-- SELECTED TEXT follows --

By the mid-thirties, the four largest concrete dams ever built were going up in the West. Two of them (Bonneville and Grand Coulee) were on the Columbia River. At the time, no river with the Columbia’s power had been dammed anywhere in the world. Over the next forty years, as the Columbia was transformed from America’s largest free-flowing stream into its most elaborately engineered electricity-irrigation-transportation machine, there would be twelve more big dams on the mainstem of the Columbia and more than a hundred others on its tributaries.

The engineered West offered its inhabitants a superior brand of life, particularly in the far northwest corner. Dams gave people who lived in the Pacific Northwest the cheapest electricity in the country. They turned the deserts of eastern Washington and Oregon into gardens. Their power made aluminum for the airplanes and fuel for the atomic bombs that helped win World War II. Their locks turned a town in Idaho—a town 465 miles from the sea—into a major seaport. The Bureau of Reclamation made no secret of what it was doing. Its official slogan was “Our Rivers: Total Use for Greater Wealth.”

-- SELECTED TEXT concluded --
-- EXERCISE DATA follows --

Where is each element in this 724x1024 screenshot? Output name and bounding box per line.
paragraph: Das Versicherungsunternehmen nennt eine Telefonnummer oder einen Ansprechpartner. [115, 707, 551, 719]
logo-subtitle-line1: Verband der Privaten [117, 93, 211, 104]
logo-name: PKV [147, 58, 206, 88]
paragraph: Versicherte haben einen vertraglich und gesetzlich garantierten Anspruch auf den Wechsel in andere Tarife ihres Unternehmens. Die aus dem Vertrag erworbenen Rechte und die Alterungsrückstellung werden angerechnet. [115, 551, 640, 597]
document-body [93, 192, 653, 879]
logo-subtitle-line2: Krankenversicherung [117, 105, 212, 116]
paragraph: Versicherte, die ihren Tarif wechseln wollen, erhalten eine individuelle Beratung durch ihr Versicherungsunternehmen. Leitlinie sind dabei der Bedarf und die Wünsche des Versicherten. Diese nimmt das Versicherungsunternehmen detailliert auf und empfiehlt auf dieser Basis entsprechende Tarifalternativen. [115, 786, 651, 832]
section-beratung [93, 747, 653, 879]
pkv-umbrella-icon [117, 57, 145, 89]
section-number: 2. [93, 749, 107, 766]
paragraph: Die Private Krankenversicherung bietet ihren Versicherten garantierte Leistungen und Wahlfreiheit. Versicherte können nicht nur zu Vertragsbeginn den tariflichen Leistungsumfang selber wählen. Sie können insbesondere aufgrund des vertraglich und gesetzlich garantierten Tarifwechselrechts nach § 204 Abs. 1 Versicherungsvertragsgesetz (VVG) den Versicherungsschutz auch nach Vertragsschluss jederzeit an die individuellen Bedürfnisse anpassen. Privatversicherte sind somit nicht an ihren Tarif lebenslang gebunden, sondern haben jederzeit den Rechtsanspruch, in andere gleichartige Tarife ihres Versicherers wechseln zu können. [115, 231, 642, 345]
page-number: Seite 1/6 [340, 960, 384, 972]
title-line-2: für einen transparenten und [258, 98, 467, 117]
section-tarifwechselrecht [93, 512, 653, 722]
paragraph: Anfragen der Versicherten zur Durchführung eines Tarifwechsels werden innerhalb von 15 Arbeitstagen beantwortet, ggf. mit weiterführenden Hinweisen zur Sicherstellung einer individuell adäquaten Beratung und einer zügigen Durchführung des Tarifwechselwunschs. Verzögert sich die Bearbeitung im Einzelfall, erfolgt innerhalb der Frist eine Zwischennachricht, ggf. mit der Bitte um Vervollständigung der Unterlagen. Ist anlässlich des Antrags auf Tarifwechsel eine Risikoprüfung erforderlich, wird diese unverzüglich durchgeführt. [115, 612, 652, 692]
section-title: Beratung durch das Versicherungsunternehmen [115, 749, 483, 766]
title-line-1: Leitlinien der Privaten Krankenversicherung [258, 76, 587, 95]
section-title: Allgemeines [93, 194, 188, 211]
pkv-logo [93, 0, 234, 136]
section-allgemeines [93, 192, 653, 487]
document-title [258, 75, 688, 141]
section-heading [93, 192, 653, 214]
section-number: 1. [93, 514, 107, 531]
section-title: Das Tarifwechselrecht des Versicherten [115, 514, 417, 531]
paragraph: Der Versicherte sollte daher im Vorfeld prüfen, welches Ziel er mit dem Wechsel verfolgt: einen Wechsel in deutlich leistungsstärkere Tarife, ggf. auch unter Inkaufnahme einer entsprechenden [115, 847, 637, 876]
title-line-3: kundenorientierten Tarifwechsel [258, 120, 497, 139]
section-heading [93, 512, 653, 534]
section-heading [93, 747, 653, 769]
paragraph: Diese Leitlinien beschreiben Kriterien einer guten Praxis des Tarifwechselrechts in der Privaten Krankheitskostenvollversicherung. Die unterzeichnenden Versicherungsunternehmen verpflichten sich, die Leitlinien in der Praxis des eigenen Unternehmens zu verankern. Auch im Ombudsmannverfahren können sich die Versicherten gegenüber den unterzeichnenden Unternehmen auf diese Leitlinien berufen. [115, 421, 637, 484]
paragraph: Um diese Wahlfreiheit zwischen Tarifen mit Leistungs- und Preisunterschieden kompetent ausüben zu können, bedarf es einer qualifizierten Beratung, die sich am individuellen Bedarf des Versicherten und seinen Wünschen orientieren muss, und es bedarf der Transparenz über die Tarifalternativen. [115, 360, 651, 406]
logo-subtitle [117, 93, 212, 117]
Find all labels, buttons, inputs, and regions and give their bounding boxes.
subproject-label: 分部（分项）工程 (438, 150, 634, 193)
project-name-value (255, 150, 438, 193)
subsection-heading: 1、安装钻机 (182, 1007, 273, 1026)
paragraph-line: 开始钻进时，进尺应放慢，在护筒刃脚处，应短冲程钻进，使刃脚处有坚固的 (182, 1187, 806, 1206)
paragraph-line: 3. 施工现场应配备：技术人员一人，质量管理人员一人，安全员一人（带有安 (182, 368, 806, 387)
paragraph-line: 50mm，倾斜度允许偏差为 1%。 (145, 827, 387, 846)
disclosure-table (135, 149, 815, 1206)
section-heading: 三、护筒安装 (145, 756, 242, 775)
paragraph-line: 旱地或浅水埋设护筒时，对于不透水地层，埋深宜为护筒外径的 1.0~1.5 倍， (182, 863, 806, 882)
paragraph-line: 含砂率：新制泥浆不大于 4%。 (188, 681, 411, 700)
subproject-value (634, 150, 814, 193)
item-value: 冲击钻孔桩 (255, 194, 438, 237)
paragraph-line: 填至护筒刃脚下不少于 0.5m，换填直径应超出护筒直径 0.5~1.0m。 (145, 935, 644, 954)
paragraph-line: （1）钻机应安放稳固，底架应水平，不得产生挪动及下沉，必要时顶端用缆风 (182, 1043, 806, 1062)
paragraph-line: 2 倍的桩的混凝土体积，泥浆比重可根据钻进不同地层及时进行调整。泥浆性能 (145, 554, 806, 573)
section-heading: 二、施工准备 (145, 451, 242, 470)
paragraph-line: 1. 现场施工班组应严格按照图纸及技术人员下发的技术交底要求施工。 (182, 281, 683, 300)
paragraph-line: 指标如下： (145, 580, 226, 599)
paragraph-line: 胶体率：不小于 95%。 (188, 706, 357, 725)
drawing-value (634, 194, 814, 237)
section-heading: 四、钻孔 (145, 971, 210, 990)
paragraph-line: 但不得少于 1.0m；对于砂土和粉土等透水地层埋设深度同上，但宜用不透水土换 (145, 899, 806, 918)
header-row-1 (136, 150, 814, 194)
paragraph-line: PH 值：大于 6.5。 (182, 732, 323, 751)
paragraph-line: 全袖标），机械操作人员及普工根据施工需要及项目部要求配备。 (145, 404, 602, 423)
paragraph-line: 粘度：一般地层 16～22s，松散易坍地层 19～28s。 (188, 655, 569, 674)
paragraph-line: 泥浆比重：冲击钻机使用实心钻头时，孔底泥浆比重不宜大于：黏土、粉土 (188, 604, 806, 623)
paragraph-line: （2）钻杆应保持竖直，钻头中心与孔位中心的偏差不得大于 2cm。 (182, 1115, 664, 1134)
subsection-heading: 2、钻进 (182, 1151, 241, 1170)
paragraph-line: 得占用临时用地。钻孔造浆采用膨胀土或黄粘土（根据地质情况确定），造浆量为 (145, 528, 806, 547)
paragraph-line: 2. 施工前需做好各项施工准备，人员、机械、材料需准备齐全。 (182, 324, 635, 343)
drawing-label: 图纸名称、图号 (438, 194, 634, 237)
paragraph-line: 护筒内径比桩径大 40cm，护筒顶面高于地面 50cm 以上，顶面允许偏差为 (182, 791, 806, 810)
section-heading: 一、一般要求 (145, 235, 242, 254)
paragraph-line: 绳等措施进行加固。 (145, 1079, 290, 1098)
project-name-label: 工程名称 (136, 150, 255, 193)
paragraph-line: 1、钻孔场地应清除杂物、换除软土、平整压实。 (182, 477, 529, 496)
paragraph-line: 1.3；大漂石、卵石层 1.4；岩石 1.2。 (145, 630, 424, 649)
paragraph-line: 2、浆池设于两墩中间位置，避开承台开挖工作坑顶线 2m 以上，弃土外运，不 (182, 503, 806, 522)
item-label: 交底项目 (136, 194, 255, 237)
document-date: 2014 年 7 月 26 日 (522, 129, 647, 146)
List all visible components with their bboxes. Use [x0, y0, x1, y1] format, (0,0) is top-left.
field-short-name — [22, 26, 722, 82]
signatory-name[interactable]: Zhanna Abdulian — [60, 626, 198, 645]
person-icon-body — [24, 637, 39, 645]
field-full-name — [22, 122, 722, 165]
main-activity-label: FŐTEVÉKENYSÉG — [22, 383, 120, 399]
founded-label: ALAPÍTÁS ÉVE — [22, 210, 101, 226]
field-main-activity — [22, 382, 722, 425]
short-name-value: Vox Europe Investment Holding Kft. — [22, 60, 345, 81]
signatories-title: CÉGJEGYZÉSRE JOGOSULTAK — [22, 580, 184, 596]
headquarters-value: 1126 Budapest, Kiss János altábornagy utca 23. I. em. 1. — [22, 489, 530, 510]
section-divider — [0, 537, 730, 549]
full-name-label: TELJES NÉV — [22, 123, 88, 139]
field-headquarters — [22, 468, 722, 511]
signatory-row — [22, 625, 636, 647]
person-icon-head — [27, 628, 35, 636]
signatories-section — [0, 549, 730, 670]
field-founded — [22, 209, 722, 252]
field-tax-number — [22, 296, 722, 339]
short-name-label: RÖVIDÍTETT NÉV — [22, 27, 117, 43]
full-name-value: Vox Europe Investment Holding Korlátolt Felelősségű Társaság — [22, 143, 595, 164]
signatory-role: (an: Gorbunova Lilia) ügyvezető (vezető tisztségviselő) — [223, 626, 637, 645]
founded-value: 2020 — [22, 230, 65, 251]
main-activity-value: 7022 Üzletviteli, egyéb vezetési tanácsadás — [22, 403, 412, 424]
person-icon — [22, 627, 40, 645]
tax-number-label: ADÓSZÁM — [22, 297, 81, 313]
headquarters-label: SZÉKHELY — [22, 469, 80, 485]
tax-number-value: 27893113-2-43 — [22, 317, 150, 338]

-- EXERCISE DATA concluded --

= ASSIGNED TASK 1 =
Translate this sentence from the passage on Columbia River dams into Spanish: "They turned the deserts of eastern Washington and Oregon into gardens."
= ASSIGNED TASK 2 =
From the passage on Columbia River dams, extract the stretch from "By the mid-thirties, the" through "on its tributaries.", copying it word for word.
The records were taken from a separate source.

= EXERCISE ANSWER 1 =
Convirtieron los desiertos del este de Washington y Oregón en jardines.

= EXERCISE ANSWER 2 =
By the mid-thirties, the four largest concrete dams ever built were going up in the West. Two of them (Bonneville and Grand Coulee) were on the Columbia River. At the time, no river with the Columbia’s power had been dammed anywhere in the world. Over the next forty years, as the Columbia was transformed from America’s largest free-flowing stream into its most elaborately engineered electricity-irrigation-transportation machine, there would be twelve more big dams on the mainstem of the Columbia and more than a hundred others on its tributaries.